TASK DESCRIPTION: Across all the lines below, how many contain the string "people"? Please reply with the number only.

== DATASET RECORDS

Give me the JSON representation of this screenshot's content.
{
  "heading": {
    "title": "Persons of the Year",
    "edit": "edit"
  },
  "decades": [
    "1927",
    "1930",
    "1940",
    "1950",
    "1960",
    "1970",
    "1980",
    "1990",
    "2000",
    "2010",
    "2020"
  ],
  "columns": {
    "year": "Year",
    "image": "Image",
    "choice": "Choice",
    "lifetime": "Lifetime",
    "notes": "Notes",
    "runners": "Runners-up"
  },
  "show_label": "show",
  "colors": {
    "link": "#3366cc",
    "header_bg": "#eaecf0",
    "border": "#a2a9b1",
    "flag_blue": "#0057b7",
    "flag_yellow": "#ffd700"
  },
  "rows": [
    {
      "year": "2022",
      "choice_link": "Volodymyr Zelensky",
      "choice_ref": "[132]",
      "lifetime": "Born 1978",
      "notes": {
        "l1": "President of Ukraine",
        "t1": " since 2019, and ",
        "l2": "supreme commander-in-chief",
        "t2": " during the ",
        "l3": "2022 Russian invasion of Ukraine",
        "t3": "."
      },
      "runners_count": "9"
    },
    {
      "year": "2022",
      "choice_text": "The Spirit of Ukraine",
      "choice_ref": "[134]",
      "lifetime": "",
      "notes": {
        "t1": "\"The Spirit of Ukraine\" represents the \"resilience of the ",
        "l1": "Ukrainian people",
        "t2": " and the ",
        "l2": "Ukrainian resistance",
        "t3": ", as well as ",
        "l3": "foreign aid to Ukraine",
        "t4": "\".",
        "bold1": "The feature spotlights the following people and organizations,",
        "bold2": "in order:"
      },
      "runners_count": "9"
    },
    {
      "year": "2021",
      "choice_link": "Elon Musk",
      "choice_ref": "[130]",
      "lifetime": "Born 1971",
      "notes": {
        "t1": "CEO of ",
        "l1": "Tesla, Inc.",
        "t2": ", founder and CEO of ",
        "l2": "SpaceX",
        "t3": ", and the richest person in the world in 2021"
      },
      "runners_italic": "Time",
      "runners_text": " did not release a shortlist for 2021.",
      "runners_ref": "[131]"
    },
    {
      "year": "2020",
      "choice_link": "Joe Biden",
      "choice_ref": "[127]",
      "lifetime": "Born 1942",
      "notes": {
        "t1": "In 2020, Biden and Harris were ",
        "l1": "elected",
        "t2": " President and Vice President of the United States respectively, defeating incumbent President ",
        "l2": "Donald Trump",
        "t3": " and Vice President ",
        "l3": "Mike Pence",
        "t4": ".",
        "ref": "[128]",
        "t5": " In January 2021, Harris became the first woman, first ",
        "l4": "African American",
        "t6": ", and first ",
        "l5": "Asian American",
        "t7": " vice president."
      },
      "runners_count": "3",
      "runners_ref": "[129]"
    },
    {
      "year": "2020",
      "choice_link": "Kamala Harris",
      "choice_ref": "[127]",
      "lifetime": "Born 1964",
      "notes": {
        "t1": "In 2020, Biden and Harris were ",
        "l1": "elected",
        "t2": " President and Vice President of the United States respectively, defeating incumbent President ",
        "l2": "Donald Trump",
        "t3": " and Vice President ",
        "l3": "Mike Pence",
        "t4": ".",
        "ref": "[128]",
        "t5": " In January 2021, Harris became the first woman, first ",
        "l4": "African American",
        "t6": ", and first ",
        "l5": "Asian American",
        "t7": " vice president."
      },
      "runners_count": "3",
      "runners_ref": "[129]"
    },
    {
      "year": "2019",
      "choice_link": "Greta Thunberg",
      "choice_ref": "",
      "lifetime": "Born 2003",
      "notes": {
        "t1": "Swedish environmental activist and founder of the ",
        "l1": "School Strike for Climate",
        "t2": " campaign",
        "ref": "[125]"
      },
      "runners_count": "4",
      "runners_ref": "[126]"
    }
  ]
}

====

CORRECT OUTPUT: 2